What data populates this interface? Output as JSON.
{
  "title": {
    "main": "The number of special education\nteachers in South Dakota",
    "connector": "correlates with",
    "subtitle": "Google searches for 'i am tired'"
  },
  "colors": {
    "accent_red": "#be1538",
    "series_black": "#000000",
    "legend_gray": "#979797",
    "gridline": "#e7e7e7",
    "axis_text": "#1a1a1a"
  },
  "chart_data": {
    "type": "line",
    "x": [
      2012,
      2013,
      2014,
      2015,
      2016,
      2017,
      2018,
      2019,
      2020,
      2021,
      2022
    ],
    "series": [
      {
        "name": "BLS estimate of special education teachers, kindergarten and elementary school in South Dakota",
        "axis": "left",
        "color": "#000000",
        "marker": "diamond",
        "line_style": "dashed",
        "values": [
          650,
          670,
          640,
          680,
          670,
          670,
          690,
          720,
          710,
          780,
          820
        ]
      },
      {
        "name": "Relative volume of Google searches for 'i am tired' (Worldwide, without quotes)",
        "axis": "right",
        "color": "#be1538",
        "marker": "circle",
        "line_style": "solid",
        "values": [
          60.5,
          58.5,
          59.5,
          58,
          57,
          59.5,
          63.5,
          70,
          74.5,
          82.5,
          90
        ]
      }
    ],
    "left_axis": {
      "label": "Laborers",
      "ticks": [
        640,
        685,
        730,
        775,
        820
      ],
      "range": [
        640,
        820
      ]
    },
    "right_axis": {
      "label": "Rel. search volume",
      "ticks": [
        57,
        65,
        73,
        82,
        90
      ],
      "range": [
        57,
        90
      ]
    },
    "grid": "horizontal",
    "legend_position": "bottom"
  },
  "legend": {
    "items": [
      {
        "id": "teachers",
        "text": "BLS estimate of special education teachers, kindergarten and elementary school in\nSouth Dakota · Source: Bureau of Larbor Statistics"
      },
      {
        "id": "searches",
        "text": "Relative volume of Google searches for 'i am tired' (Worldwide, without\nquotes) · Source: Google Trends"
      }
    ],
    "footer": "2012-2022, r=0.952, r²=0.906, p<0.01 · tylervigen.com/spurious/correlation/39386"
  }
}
________________________________________
- **Objective**:
Report the count of lines in the entries that contain the string "tired", and nothing besides it.

- **Written response**:
3